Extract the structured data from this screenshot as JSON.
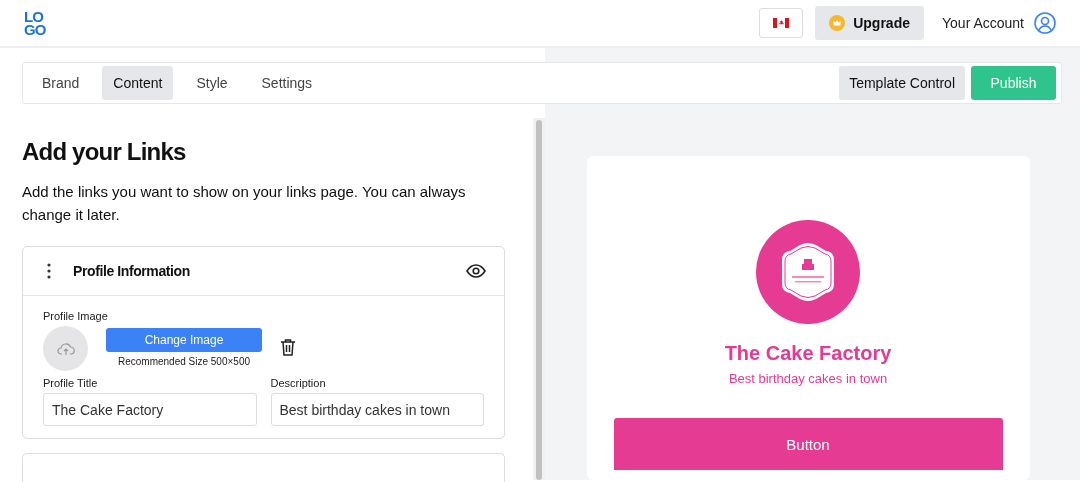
{
  "header": {
    "logo": [
      "LO",
      "GO"
    ],
    "language_button": {
      "kind": "flag"
    },
    "upgrade_button": "Upgrade",
    "account_link": "Your Account"
  },
  "tabs": [
    {
      "label": "Brand",
      "selected": false
    },
    {
      "label": "Content",
      "selected": true
    },
    {
      "label": "Style",
      "selected": false
    },
    {
      "label": "Settings",
      "selected": false
    }
  ],
  "toolbar_buttons": [
    {
      "label": "Template Control",
      "kind": "secondary"
    },
    {
      "label": "Publish",
      "kind": "primary"
    }
  ],
  "editor": {
    "title": "Add your Links",
    "intro": "Add the links you want to show on your links page. You can always change it later.",
    "profile_card": {
      "title": "Profile Information",
      "image_label": "Profile Image",
      "change_button": "Change Image",
      "size_hint": "Recommended Size 500×500",
      "fields": [
        {
          "label": "Profile Title",
          "value": "The Cake Factory"
        },
        {
          "label": "Description",
          "value": "Best birthday cakes in town"
        }
      ]
    }
  },
  "preview": {
    "name": "The Cake Factory",
    "tagline": "Best birthday cakes in town",
    "button": "Button"
  }
}
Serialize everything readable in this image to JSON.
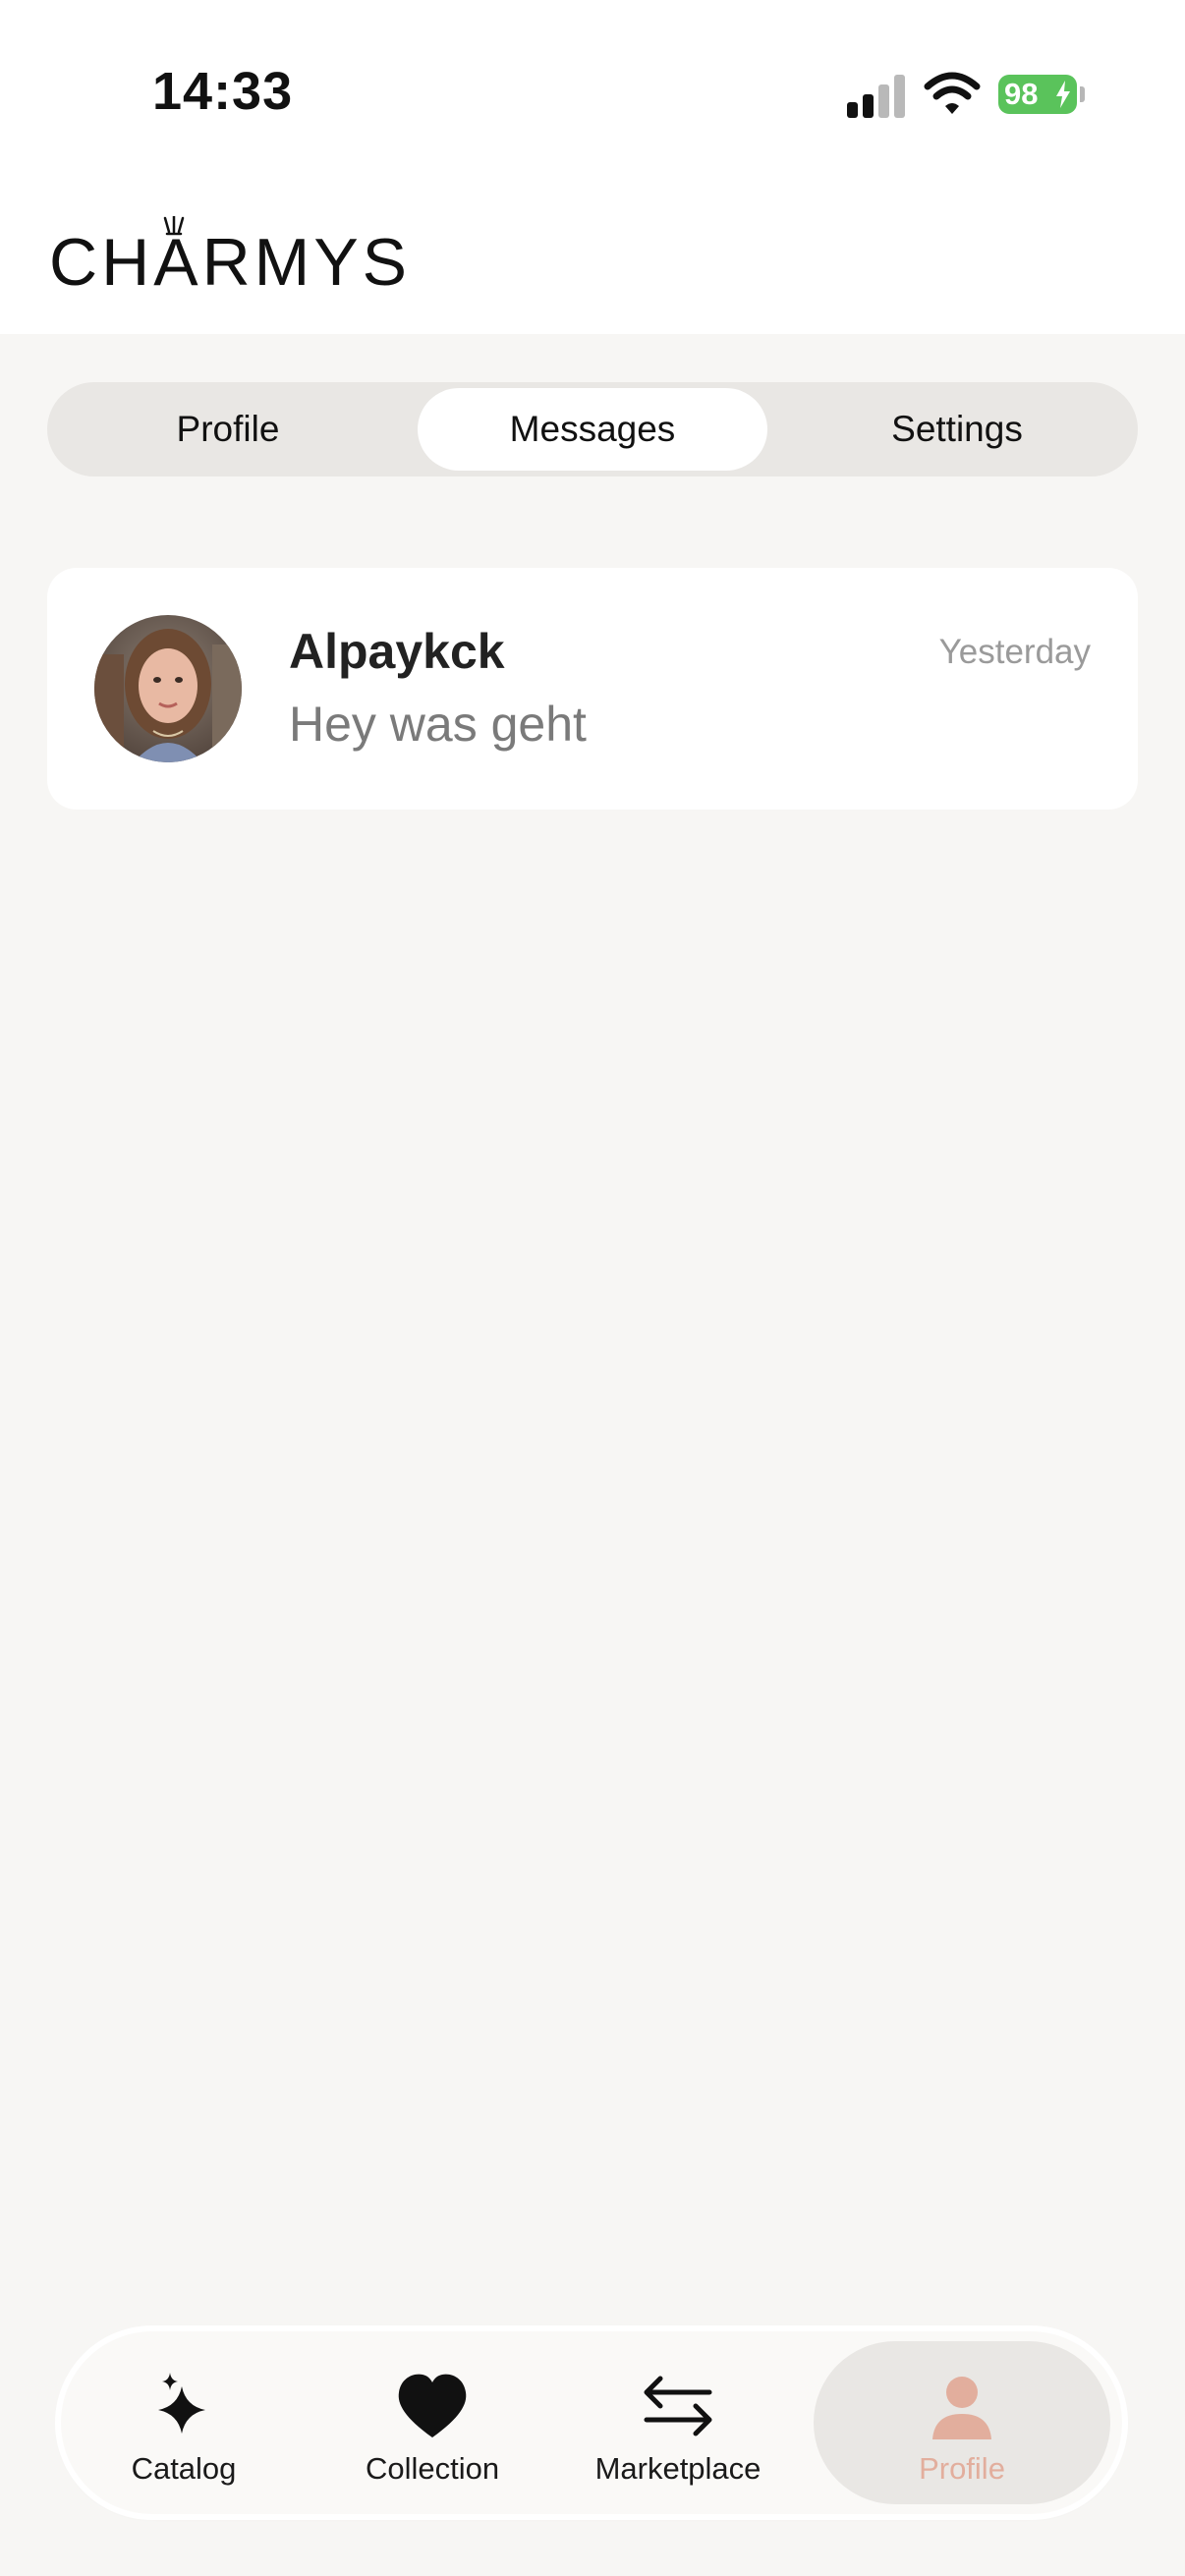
{
  "status_bar": {
    "time": "14:33",
    "battery": "98"
  },
  "header": {
    "logo": "CHARMYS"
  },
  "tabs": [
    {
      "label": "Profile",
      "active": false
    },
    {
      "label": "Messages",
      "active": true
    },
    {
      "label": "Settings",
      "active": false
    }
  ],
  "messages": [
    {
      "name": "Alpaykck",
      "preview": "Hey was geht",
      "time": "Yesterday",
      "avatar_icon": "user-avatar-photo"
    }
  ],
  "bottom_nav": [
    {
      "label": "Catalog",
      "icon": "sparkle-icon",
      "active": false
    },
    {
      "label": "Collection",
      "icon": "heart-icon",
      "active": false
    },
    {
      "label": "Marketplace",
      "icon": "swap-arrows-icon",
      "active": false
    },
    {
      "label": "Profile",
      "icon": "person-icon",
      "active": true
    }
  ],
  "colors": {
    "accent_profile": "#e2ae9d",
    "battery_green": "#5ac35b",
    "background": "#f7f6f4"
  }
}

──────────

EXERCISE AIM
Reproduce all of the data exactly; the pictures do not belong in the copy.

THE ANSWER
Extract the structured data from this screenshot as JSON.
{
  "header": {
    "logo": [
      "LO",
      "GO"
    ],
    "language_button": {
      "kind": "flag"
    },
    "upgrade_button": "Upgrade",
    "account_link": "Your Account"
  },
  "tabs": [
    {
      "label": "Brand",
      "selected": false
    },
    {
      "label": "Content",
      "selected": true
    },
    {
      "label": "Style",
      "selected": false
    },
    {
      "label": "Settings",
      "selected": false
    }
  ],
  "toolbar_buttons": [
    {
      "label": "Template Control",
      "kind": "secondary"
    },
    {
      "label": "Publish",
      "kind": "primary"
    }
  ],
  "editor": {
    "title": "Add your Links",
    "intro": "Add the links you want to show on your links page. You can always change it later.",
    "profile_card": {
      "title": "Profile Information",
      "image_label": "Profile Image",
      "change_button": "Change Image",
      "size_hint": "Recommended Size 500×500",
      "fields": [
        {
          "label": "Profile Title",
          "value": "The Cake Factory"
        },
        {
          "label": "Description",
          "value": "Best birthday cakes in town"
        }
      ]
    }
  },
  "preview": {
    "name": "The Cake Factory",
    "tagline": "Best birthday cakes in town",
    "button": "Button"
  }
}
Serialize everything readable in this image to JSON.
{
  "status_bar": {
    "time": "14:33",
    "battery": "98"
  },
  "header": {
    "logo": "CHARMYS"
  },
  "tabs": [
    {
      "label": "Profile",
      "active": false
    },
    {
      "label": "Messages",
      "active": true
    },
    {
      "label": "Settings",
      "active": false
    }
  ],
  "messages": [
    {
      "name": "Alpaykck",
      "preview": "Hey was geht",
      "time": "Yesterday",
      "avatar_icon": "user-avatar-photo"
    }
  ],
  "bottom_nav": [
    {
      "label": "Catalog",
      "icon": "sparkle-icon",
      "active": false
    },
    {
      "label": "Collection",
      "icon": "heart-icon",
      "active": false
    },
    {
      "label": "Marketplace",
      "icon": "swap-arrows-icon",
      "active": false
    },
    {
      "label": "Profile",
      "icon": "person-icon",
      "active": true
    }
  ],
  "colors": {
    "accent_profile": "#e2ae9d",
    "battery_green": "#5ac35b",
    "background": "#f7f6f4"
  }
}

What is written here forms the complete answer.